Take food-ordering apps such as Swiggy, FreshMenu, and Zomato for example.
Hundreds of listed eateries with fat menus can make anyone confused and tired. Hence the mouth-watering images and the recommended must trys and bestsellers. To make it simple for us to choose from. And then all it takes is a couple of clicks, and yay, your food is enroute.
Many times, apps are designed to take advantage of our habits—-choices that we make by default. For instance, when asking users to subscribe to something, the ‘Yes’ option is on the right side. Well, more often than not. And by default, many users, being right-handed, click it, even when they wanted to cancel the whole thing.
Then there is the inner layer, which deals with how these apps make us feel—-connected or entertained or engaged or rewarded or all of these things.
Most of the popular apps are designed to engage users the moment they log-on . For example, on social media apps, users can browse, create, share, like, comment, etc. almost immediately with no-signup/login We can see what others are up to and entertain yourself with plenty of promotional content while sharing things we want to.
So the most crucial element for an app is to make users feel happy or rewarded or both. Here comes the stage three of the Hook model—-Variable Reward.
Humans inherently seek attention. And they want to feel good. If someone liked your post or left a comment or shared something you created—-without a doubt, it would make you feel acknowledged and appreciated. When a shopping app gives you discounts and cashback, it makes you happy. While binge-watching Netflix, if you had a good laugh, you would definitely come back for more.

[PROBLEM]
Please explain, in one to three sentences, why food-ordering apps show mouth-watering images and recommended must trys and bestsellers, according to the passage on app design. The lines that come next have nothing to do with the text.

[SUPPLIED INFORMATION]
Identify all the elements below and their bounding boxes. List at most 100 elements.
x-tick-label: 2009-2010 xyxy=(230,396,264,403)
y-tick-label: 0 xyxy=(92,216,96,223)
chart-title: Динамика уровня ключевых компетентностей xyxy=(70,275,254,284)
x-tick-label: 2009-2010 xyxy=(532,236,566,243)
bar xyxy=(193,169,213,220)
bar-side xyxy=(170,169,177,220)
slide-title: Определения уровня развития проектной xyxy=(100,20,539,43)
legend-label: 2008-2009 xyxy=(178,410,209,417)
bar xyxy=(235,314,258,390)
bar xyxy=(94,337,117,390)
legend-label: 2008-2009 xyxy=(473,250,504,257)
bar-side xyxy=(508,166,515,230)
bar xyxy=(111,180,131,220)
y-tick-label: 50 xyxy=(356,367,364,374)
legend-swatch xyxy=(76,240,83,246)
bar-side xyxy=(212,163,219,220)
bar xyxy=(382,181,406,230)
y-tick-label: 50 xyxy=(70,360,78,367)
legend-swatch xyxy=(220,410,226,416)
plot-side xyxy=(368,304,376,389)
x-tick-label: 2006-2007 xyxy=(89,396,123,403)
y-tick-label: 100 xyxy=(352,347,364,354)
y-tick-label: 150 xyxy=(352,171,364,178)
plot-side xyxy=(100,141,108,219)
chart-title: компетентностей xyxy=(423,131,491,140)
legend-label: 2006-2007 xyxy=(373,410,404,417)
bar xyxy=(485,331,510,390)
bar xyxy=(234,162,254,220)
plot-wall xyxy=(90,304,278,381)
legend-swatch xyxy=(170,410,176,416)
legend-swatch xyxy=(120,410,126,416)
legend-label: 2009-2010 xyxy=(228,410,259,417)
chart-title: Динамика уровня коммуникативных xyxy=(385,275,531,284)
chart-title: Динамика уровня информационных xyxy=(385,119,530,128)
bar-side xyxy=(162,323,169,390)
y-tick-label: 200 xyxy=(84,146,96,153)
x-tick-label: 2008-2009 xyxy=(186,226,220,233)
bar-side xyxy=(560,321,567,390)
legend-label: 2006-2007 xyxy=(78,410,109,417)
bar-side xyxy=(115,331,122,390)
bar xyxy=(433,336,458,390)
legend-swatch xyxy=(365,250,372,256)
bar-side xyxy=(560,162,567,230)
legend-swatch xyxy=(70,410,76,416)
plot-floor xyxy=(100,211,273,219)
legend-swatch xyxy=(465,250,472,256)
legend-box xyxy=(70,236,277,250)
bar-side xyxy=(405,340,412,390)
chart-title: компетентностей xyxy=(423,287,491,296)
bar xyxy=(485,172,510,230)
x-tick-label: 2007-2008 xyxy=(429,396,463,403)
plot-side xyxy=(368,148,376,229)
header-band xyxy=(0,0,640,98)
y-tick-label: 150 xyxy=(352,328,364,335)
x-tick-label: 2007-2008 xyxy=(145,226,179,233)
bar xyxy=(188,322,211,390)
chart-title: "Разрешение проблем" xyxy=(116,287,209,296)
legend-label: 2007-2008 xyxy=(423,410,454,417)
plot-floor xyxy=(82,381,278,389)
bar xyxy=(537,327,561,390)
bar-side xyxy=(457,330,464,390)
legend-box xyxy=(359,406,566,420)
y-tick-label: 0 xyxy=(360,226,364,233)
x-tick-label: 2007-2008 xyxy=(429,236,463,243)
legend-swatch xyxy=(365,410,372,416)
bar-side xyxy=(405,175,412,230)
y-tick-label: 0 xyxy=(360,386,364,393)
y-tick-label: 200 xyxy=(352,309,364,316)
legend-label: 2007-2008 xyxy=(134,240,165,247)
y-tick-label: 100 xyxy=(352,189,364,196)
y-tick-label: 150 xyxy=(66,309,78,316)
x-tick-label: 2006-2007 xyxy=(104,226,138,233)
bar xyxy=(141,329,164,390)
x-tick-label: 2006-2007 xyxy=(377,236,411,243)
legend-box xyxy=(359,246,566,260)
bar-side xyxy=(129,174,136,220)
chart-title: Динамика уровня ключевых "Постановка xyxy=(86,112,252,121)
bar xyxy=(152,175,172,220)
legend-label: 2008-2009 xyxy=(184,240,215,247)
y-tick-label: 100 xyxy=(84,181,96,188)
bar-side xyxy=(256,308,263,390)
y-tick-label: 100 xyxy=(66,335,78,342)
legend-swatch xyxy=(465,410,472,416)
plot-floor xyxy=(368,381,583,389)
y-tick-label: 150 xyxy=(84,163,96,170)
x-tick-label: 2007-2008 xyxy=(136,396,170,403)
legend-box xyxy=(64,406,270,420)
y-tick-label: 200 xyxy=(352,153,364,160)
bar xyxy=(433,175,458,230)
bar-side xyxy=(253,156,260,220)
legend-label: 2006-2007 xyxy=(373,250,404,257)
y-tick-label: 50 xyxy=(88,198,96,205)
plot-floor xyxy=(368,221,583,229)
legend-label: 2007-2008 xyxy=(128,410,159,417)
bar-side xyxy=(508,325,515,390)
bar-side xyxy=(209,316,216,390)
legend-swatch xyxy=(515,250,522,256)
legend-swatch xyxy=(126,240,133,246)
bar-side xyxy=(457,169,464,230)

[THE ANSWER]
Hundreds of listed eateries with fat menus can make anyone confused and tired. The images and recommendations are there to make it simple to choose.